*AIM:* From the listing below, pick out each line with the word "auto".

+++ DATA EXCERPTS

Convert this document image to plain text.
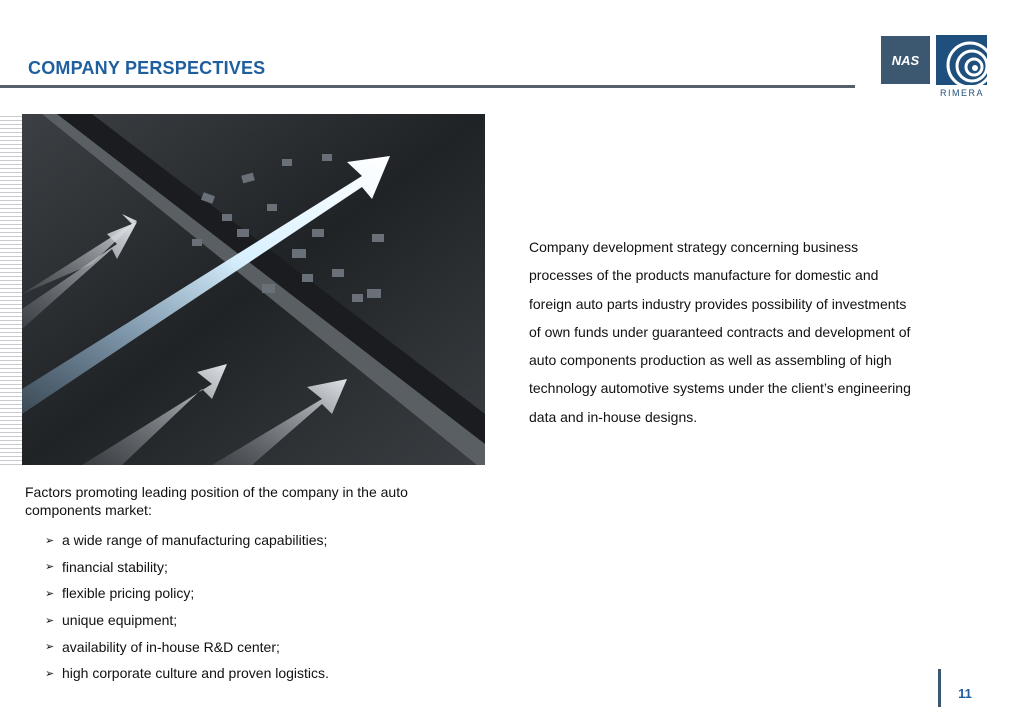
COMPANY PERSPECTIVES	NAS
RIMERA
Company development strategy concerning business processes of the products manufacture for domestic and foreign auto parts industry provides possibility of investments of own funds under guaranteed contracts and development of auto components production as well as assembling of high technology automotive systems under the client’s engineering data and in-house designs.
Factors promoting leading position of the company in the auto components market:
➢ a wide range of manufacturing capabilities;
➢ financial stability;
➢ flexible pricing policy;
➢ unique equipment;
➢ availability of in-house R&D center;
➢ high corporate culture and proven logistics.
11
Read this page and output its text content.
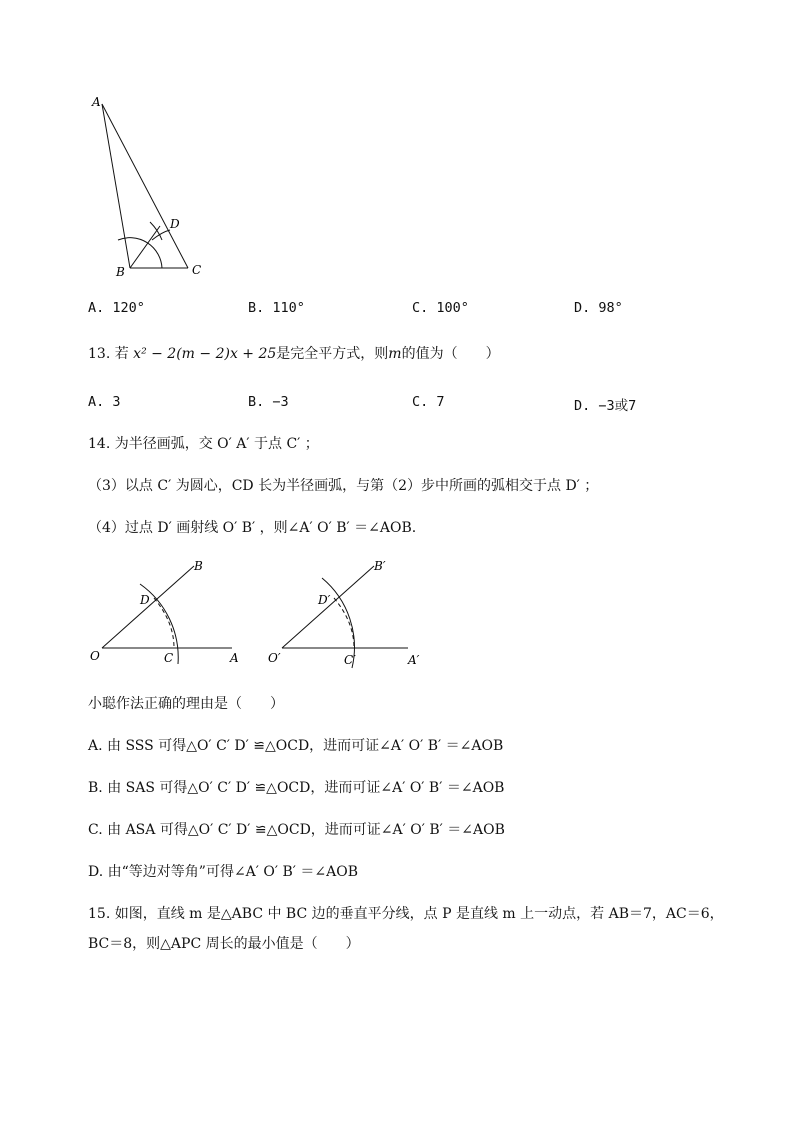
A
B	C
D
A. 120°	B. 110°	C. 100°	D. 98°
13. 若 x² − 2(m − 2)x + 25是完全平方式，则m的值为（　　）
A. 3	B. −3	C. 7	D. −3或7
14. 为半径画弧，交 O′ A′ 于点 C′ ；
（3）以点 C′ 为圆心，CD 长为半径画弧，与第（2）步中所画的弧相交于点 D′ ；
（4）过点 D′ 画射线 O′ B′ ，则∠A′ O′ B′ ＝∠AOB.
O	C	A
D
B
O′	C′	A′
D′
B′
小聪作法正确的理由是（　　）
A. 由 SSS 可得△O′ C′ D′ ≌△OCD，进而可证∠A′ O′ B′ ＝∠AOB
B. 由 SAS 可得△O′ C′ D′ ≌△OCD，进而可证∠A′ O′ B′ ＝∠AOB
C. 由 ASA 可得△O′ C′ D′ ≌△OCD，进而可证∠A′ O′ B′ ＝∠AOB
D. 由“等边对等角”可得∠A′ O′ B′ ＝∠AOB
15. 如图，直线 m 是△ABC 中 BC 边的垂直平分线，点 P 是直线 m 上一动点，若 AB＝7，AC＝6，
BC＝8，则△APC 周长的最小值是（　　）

++++++

*RESULT OF THE EXERCISE:*
Company development strategy concerning business processes of the products manufacture for domestic and foreign auto parts industry provides possibility of investments of own funds under guaranteed contracts and development of auto components production as well as assembling of high technology automotive systems under the client’s engineering data and in-house designs.
Factors promoting leading position of the company in the auto components market:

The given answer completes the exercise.